_OBJECTIVE_
Only the pictures are to be left out; set down the rest of the records exactly.

_MATERIAL SUPPLIED_
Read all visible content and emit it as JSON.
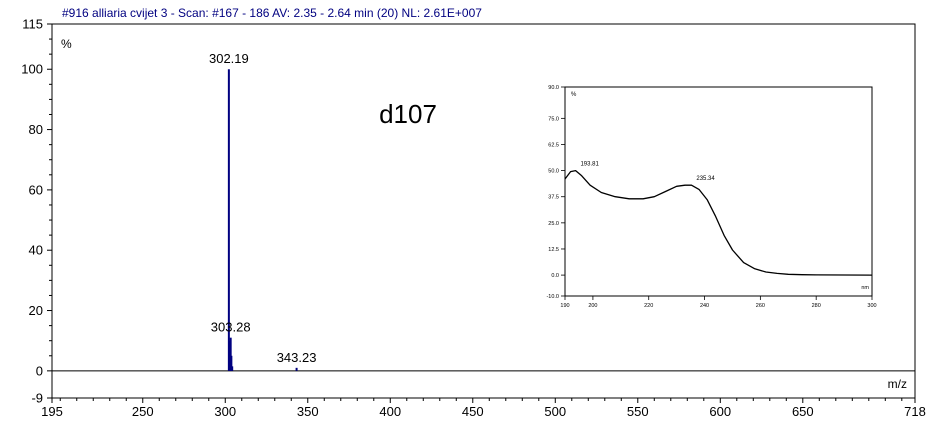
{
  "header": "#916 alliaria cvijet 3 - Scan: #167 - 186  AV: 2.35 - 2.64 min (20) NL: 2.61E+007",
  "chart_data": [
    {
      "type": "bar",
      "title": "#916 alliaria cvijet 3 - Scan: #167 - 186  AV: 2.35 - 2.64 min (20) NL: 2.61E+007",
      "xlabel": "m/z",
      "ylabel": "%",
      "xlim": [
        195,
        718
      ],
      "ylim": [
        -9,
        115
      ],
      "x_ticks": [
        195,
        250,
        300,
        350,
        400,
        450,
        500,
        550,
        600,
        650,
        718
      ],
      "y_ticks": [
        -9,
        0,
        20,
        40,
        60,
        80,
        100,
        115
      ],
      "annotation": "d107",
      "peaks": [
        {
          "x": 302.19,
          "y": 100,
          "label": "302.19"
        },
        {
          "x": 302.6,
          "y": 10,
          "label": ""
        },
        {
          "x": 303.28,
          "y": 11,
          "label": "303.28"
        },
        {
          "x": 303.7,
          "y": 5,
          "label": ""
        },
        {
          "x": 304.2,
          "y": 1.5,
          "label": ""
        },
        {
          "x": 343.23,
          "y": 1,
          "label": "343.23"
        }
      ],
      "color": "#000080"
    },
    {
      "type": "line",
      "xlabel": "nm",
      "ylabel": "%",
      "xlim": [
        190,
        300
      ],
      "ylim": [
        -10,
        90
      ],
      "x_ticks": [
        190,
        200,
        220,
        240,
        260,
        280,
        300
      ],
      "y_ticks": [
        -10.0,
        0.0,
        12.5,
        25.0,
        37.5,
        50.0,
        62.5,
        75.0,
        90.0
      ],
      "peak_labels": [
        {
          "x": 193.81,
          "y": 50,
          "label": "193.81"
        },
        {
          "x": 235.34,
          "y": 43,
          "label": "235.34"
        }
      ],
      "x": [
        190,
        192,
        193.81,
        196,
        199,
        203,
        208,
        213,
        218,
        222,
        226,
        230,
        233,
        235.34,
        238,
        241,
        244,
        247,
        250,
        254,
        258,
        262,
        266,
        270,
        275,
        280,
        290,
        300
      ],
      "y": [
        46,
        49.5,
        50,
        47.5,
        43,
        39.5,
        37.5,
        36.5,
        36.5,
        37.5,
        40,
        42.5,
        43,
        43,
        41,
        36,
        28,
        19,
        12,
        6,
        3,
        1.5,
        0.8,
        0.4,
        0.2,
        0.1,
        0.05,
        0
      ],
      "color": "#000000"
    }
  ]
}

_FINISHED TASK_
Read all visible content and emit it as JSON.
{
  "header": "#916 alliaria cvijet 3 - Scan: #167 - 186  AV: 2.35 - 2.64 min (20) NL: 2.61E+007",
  "chart_data": [
    {
      "type": "bar",
      "title": "#916 alliaria cvijet 3 - Scan: #167 - 186  AV: 2.35 - 2.64 min (20) NL: 2.61E+007",
      "xlabel": "m/z",
      "ylabel": "%",
      "xlim": [
        195,
        718
      ],
      "ylim": [
        -9,
        115
      ],
      "x_ticks": [
        195,
        250,
        300,
        350,
        400,
        450,
        500,
        550,
        600,
        650,
        718
      ],
      "y_ticks": [
        -9,
        0,
        20,
        40,
        60,
        80,
        100,
        115
      ],
      "annotation": "d107",
      "peaks": [
        {
          "x": 302.19,
          "y": 100,
          "label": "302.19"
        },
        {
          "x": 302.6,
          "y": 10,
          "label": ""
        },
        {
          "x": 303.28,
          "y": 11,
          "label": "303.28"
        },
        {
          "x": 303.7,
          "y": 5,
          "label": ""
        },
        {
          "x": 304.2,
          "y": 1.5,
          "label": ""
        },
        {
          "x": 343.23,
          "y": 1,
          "label": "343.23"
        }
      ],
      "color": "#000080"
    },
    {
      "type": "line",
      "xlabel": "nm",
      "ylabel": "%",
      "xlim": [
        190,
        300
      ],
      "ylim": [
        -10,
        90
      ],
      "x_ticks": [
        190,
        200,
        220,
        240,
        260,
        280,
        300
      ],
      "y_ticks": [
        -10.0,
        0.0,
        12.5,
        25.0,
        37.5,
        50.0,
        62.5,
        75.0,
        90.0
      ],
      "peak_labels": [
        {
          "x": 193.81,
          "y": 50,
          "label": "193.81"
        },
        {
          "x": 235.34,
          "y": 43,
          "label": "235.34"
        }
      ],
      "x": [
        190,
        192,
        193.81,
        196,
        199,
        203,
        208,
        213,
        218,
        222,
        226,
        230,
        233,
        235.34,
        238,
        241,
        244,
        247,
        250,
        254,
        258,
        262,
        266,
        270,
        275,
        280,
        290,
        300
      ],
      "y": [
        46,
        49.5,
        50,
        47.5,
        43,
        39.5,
        37.5,
        36.5,
        36.5,
        37.5,
        40,
        42.5,
        43,
        43,
        41,
        36,
        28,
        19,
        12,
        6,
        3,
        1.5,
        0.8,
        0.4,
        0.2,
        0.1,
        0.05,
        0
      ],
      "color": "#000000"
    }
  ]
}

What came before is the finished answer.